- Brief -
Put the records, from the first line through the line containing "staticText: o <box>224 317 232 335</box>", inclusive, into a Markdown table with the columns Row and Entry. Number each line in Row and leave out blank lines.

Layout element annotations:
★ ★ ★

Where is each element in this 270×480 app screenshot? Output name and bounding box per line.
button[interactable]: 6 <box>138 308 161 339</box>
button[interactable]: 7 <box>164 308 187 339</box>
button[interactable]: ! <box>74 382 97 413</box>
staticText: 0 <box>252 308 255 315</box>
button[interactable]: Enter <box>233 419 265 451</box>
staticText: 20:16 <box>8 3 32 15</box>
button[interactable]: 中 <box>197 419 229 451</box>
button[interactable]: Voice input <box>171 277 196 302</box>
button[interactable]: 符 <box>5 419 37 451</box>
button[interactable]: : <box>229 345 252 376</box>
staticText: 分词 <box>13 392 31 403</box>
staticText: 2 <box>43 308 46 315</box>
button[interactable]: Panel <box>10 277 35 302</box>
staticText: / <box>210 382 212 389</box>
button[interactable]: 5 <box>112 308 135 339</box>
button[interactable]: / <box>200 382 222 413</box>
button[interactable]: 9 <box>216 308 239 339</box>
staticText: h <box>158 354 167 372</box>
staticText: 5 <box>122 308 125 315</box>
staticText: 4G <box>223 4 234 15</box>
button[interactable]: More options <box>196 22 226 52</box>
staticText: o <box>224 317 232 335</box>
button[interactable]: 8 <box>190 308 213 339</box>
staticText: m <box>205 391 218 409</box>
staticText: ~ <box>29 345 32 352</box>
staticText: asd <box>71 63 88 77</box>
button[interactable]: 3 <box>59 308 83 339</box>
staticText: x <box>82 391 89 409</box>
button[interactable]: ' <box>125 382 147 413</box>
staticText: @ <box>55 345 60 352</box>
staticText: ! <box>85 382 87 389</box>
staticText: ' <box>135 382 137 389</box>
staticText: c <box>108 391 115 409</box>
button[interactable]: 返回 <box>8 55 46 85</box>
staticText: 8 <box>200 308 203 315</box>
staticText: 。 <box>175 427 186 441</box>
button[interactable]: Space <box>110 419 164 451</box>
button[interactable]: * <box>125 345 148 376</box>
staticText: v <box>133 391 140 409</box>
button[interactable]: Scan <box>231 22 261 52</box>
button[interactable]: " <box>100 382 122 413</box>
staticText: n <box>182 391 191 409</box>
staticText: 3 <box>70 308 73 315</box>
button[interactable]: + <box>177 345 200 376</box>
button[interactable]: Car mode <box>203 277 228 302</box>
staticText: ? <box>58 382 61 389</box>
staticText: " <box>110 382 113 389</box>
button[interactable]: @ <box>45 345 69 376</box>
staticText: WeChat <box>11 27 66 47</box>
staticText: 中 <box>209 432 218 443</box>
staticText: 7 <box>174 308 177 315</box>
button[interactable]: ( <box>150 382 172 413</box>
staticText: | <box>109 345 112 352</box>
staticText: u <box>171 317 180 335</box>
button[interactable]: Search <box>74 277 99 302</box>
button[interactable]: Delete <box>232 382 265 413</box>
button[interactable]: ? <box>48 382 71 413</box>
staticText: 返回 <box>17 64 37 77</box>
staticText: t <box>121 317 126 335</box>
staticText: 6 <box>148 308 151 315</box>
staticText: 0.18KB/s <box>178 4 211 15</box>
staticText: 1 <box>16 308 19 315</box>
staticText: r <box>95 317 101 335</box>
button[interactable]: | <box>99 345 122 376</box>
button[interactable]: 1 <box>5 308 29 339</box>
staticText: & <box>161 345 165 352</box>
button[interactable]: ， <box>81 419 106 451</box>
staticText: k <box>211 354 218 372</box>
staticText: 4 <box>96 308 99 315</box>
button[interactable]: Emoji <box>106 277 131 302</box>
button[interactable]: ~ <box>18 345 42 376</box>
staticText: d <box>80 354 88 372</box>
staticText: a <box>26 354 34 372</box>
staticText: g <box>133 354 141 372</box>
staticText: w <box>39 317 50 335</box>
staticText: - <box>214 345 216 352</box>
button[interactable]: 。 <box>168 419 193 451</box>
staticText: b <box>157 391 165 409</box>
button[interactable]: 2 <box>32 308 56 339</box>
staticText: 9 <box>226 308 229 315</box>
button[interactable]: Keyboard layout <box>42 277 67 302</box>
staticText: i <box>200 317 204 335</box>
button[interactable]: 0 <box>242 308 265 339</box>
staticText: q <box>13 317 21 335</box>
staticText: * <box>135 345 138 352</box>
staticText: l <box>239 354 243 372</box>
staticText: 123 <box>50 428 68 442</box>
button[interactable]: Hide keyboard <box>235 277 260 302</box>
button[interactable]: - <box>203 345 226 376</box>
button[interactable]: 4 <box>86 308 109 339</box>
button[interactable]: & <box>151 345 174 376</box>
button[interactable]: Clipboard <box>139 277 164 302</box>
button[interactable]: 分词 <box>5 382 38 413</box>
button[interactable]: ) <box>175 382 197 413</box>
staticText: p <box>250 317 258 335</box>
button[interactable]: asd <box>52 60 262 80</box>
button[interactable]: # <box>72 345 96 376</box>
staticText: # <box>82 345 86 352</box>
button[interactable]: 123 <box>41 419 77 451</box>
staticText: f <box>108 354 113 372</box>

★ ★ ★

- Task answer -
| Row | Entry |
|---|---|
| 1 | Where is each element in this 270×480 app screenshot? Output name and bounding box per line. |
| 2 | button[interactable]: 6 <box>138 308 161 339</box> |
| 3 | button[interactable]: 7 <box>164 308 187 339</box> |
| 4 | button[interactable]: ! <box>74 382 97 413</box> |
| 5 | staticText: 0 <box>252 308 255 315</box> |
| 6 | button[interactable]: Enter <box>233 419 265 451</box> |
| 7 | staticText: 20:16 <box>8 3 32 15</box> |
| 8 | button[interactable]: 中 <box>197 419 229 451</box> |
| 9 | button[interactable]: Voice input <box>171 277 196 302</box> |
| 10 | button[interactable]: 符 <box>5 419 37 451</box> |
| 11 | button[interactable]: : <box>229 345 252 376</box> |
| 12 | staticText: 分词 <box>13 392 31 403</box> |
| 13 | staticText: 2 <box>43 308 46 315</box> |
| 14 | button[interactable]: Panel <box>10 277 35 302</box> |
| 15 | staticText: / <box>210 382 212 389</box> |
| 16 | button[interactable]: 5 <box>112 308 135 339</box> |
| 17 | button[interactable]: / <box>200 382 222 413</box> |
| 18 | button[interactable]: 9 <box>216 308 239 339</box> |
| 19 | staticText: h <box>158 354 167 372</box> |
| 20 | staticText: 5 <box>122 308 125 315</box> |
| 21 | staticText: 4G <box>223 4 234 15</box> |
| 22 | button[interactable]: More options <box>196 22 226 52</box> |
| 23 | staticText: o <box>224 317 232 335</box> |